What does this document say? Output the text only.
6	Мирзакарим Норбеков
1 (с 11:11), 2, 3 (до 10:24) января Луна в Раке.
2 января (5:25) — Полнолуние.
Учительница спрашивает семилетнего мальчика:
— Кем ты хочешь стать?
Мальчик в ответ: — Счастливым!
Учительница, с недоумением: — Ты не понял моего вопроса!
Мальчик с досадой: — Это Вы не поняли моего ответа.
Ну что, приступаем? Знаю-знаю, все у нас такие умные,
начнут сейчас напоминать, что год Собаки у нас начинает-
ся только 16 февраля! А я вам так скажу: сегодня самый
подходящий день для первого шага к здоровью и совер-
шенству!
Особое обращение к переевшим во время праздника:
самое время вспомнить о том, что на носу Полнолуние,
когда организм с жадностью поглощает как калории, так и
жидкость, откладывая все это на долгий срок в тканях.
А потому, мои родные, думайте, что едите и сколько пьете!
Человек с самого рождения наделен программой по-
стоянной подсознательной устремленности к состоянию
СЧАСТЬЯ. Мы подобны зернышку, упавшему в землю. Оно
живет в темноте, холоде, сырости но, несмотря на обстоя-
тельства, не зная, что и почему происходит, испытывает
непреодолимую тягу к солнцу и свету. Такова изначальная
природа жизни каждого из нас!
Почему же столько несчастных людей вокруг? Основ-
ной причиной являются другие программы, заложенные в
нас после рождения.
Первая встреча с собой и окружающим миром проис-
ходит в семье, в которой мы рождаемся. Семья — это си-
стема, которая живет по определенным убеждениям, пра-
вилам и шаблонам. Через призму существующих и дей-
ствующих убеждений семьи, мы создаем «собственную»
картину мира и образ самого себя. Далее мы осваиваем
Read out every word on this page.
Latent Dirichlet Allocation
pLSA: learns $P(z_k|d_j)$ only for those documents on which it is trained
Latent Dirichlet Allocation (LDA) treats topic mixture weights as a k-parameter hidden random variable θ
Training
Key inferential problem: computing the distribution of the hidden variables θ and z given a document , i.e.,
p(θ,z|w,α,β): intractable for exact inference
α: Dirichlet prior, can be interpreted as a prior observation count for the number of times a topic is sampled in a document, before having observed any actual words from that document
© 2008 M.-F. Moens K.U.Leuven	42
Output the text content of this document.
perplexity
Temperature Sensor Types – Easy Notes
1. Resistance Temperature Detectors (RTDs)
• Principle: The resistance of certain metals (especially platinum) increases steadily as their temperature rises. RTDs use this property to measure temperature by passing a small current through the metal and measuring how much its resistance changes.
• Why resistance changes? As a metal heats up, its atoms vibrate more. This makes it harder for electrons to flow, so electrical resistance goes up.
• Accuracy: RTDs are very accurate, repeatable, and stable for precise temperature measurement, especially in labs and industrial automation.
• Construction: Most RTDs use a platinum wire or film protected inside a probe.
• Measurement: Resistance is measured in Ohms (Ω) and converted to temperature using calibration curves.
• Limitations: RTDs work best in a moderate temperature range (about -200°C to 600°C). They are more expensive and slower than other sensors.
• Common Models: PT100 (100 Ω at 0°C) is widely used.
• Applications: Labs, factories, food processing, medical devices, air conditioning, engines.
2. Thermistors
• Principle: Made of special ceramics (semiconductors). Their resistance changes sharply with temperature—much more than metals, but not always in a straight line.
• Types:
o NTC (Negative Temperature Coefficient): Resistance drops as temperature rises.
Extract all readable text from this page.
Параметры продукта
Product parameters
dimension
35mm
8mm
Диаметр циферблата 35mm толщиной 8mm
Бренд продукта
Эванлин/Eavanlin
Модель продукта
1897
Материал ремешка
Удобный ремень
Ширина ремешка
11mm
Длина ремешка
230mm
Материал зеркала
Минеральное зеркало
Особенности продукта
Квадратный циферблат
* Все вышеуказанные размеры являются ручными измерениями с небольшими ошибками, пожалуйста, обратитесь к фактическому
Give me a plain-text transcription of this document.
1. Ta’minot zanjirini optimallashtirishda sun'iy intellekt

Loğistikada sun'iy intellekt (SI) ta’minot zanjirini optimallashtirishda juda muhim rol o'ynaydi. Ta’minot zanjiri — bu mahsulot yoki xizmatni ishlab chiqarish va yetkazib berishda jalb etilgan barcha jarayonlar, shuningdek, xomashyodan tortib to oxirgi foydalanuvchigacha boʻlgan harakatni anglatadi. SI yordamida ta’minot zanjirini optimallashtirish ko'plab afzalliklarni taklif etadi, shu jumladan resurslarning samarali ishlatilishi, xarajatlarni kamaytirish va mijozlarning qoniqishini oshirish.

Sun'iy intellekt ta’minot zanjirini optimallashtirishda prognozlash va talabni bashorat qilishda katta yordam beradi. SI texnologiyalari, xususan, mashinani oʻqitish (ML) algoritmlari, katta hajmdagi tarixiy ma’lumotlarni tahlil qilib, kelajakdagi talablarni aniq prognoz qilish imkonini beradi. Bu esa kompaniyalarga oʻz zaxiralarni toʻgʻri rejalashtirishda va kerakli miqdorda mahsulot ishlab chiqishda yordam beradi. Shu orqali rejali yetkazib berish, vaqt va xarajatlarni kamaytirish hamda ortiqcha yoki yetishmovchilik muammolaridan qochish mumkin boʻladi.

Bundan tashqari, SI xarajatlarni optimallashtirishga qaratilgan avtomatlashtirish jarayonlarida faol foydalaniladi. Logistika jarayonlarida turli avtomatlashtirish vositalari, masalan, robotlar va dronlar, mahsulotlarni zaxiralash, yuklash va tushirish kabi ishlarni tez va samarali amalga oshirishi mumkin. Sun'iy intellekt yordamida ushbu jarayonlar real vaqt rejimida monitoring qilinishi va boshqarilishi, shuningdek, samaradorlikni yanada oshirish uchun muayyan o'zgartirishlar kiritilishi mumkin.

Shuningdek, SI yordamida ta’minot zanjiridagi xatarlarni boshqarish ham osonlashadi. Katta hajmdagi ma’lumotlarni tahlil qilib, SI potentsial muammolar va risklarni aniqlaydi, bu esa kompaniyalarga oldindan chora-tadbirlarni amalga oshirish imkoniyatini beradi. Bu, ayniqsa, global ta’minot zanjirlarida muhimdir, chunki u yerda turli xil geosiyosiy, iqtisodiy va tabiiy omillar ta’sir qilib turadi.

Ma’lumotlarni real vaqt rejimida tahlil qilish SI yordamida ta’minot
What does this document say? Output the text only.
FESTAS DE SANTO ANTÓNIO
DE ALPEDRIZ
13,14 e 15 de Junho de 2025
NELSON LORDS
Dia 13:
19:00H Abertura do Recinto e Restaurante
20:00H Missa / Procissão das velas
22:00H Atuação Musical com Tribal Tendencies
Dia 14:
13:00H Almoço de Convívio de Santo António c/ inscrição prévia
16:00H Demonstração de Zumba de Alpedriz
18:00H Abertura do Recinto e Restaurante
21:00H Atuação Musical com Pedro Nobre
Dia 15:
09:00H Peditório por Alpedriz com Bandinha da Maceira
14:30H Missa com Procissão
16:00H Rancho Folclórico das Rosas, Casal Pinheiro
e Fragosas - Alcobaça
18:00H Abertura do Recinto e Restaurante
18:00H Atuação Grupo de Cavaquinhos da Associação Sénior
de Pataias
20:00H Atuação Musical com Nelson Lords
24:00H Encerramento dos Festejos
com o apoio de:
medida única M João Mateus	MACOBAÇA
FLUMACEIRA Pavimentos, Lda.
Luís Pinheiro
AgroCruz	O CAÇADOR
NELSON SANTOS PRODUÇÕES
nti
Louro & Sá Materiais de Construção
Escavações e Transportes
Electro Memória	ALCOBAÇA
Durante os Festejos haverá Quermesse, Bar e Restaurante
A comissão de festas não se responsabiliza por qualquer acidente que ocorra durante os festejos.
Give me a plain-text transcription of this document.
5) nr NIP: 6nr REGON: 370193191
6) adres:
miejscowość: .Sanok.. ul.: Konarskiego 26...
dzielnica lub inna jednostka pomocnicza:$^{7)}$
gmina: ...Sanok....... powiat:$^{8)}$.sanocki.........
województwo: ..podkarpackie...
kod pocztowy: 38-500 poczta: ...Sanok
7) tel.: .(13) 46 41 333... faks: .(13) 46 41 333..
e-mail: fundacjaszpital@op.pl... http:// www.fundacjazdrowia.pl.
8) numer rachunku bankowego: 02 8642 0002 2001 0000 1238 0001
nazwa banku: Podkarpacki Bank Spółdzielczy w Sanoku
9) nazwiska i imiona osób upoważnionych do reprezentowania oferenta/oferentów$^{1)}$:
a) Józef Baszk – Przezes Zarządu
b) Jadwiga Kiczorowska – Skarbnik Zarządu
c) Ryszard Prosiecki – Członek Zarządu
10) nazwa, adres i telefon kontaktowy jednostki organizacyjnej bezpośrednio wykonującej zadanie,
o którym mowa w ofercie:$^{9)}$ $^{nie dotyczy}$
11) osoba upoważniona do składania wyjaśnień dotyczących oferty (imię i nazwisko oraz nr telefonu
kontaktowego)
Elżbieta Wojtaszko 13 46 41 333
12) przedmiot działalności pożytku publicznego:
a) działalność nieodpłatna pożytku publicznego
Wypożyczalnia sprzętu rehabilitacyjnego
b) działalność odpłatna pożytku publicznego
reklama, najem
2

━━━━━━━━━━━━━━━━

Identify each line in the entries with the word "adres" and copy it.

6) adres:
10) nazwa, adres i telefon kontaktowy jednostki organizacyjnej bezpośrednio wykonującej zadanie,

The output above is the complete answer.